The required output is a single number: how many lines of the material contain the string "letter".
— BEGIN RECORDS —
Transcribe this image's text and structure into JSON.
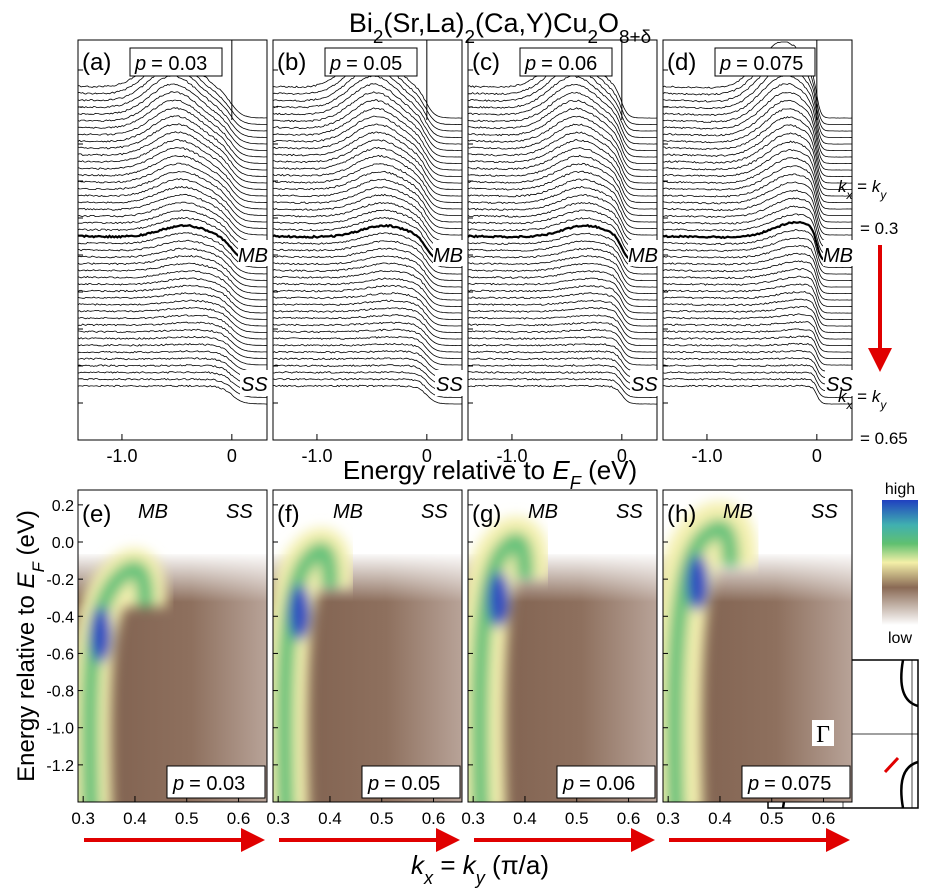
{
  "title": [
    {
      "t": "Bi"
    },
    {
      "t": "2",
      "sub": true
    },
    {
      "t": "(Sr,La)"
    },
    {
      "t": "2",
      "sub": true
    },
    {
      "t": "(Ca,Y)Cu"
    },
    {
      "t": "2",
      "sub": true
    },
    {
      "t": "O"
    },
    {
      "t": "8+δ",
      "sub": true
    }
  ],
  "doping_symbol": "p",
  "edc": {
    "panels": [
      {
        "letter": "(a)",
        "doping": "= 0.03"
      },
      {
        "letter": "(b)",
        "doping": "= 0.05"
      },
      {
        "letter": "(c)",
        "doping": "= 0.06"
      },
      {
        "letter": "(d)",
        "doping": "= 0.075"
      }
    ],
    "xlim": [
      -1.4,
      0.32
    ],
    "xticks": [
      {
        "value": -1,
        "label": "-1.0"
      },
      0
    ],
    "xlabel": [
      {
        "t": "Energy relative to "
      },
      {
        "t": "E",
        "italic": true
      },
      {
        "t": "F",
        "sub": true,
        "italic": true
      },
      {
        "t": " (eV)"
      }
    ],
    "band_labels": [
      "MB",
      "SS"
    ],
    "momentum_label": [
      {
        "t": "k",
        "italic": true
      },
      {
        "t": "x",
        "sub": true,
        "italic": true
      },
      {
        "t": " = "
      },
      {
        "t": "k",
        "italic": true
      },
      {
        "t": "y",
        "sub": true,
        "italic": true
      }
    ],
    "momentum_start": "= 0.3",
    "momentum_end": "= 0.65"
  },
  "maps": {
    "panels": [
      {
        "letter": "(e)",
        "doping": "= 0.03"
      },
      {
        "letter": "(f)",
        "doping": "= 0.05"
      },
      {
        "letter": "(g)",
        "doping": "= 0.06"
      },
      {
        "letter": "(h)",
        "doping": "= 0.075"
      }
    ],
    "xlim": [
      0.29,
      0.655
    ],
    "xticks": [
      0.3,
      0.4,
      0.5,
      0.6
    ],
    "ylim": [
      -1.4,
      0.28
    ],
    "yticks": [
      0.2,
      {
        "value": 0,
        "label": "0.0"
      },
      -0.2,
      -0.4,
      -0.6,
      -0.8,
      {
        "value": -1,
        "label": "-1.0"
      },
      -1.2
    ],
    "xlabel": [
      {
        "t": "k",
        "italic": true
      },
      {
        "t": "x",
        "sub": true,
        "italic": true
      },
      {
        "t": " = "
      },
      {
        "t": "k",
        "italic": true
      },
      {
        "t": "y",
        "sub": true,
        "italic": true
      },
      {
        "t": " (π/a)"
      }
    ],
    "ylabel": [
      {
        "t": "Energy relative to "
      },
      {
        "t": "E",
        "italic": true
      },
      {
        "t": "F",
        "sub": true,
        "italic": true
      },
      {
        "t": " (eV)"
      }
    ],
    "band_labels": [
      "MB",
      "SS"
    ],
    "colorbar": {
      "high": "high",
      "low": "low"
    },
    "inset_label": "Γ"
  }
}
— END RECORDS —
WORKED ANSWER – 8